**Provided data**

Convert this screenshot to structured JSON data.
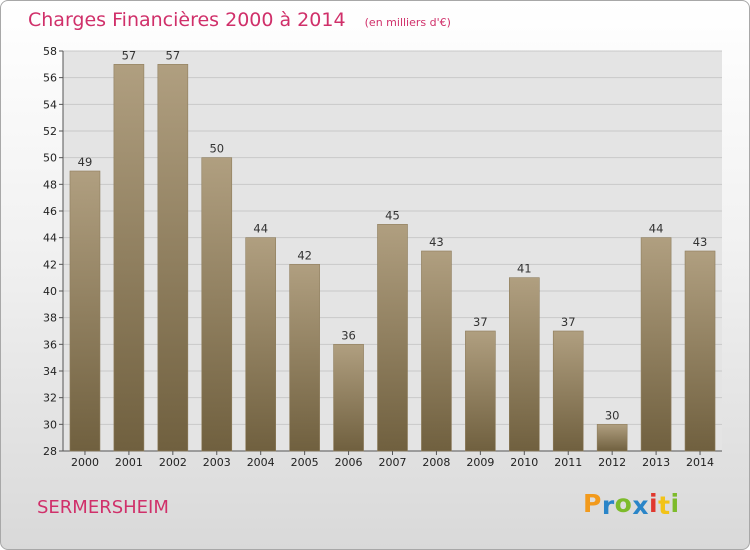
{
  "header": {
    "title": "Charges Financières 2000 à 2014",
    "unit": "(en milliers d'€)"
  },
  "footer": {
    "place": "SERMERSHEIM",
    "logo_letters": [
      "P",
      "r",
      "o",
      "x",
      "i",
      "t",
      "i"
    ],
    "logo_colors": [
      "#f29a1c",
      "#2a85c8",
      "#7dbb2b",
      "#2a85c8",
      "#e0392f",
      "#f2c318",
      "#7dbb2b"
    ]
  },
  "colors": {
    "bar_light": "#b09f80",
    "bar_dark": "#70603f",
    "plot_bg": "#e4e4e4",
    "grid": "#c9c9c9",
    "accent": "#d0306a"
  },
  "chart_data": {
    "type": "bar",
    "title": "Charges Financières 2000 à 2014",
    "subtitle": "(en milliers d'€)",
    "xlabel": "",
    "ylabel": "",
    "categories": [
      "2000",
      "2001",
      "2002",
      "2003",
      "2004",
      "2005",
      "2006",
      "2007",
      "2008",
      "2009",
      "2010",
      "2011",
      "2012",
      "2013",
      "2014"
    ],
    "values": [
      49,
      57,
      57,
      50,
      44,
      42,
      36,
      45,
      43,
      37,
      41,
      37,
      30,
      44,
      43
    ],
    "ylim": [
      28,
      58
    ],
    "yticks": [
      28,
      30,
      32,
      34,
      36,
      38,
      40,
      42,
      44,
      46,
      48,
      50,
      52,
      54,
      56,
      58
    ],
    "grid": true,
    "data_labels": true,
    "legend": "none"
  }
}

**Given instruction**
Establish how many lines of the material above hold the word "milliers". Nothing but the count should be returned.

**Reply to the task**
2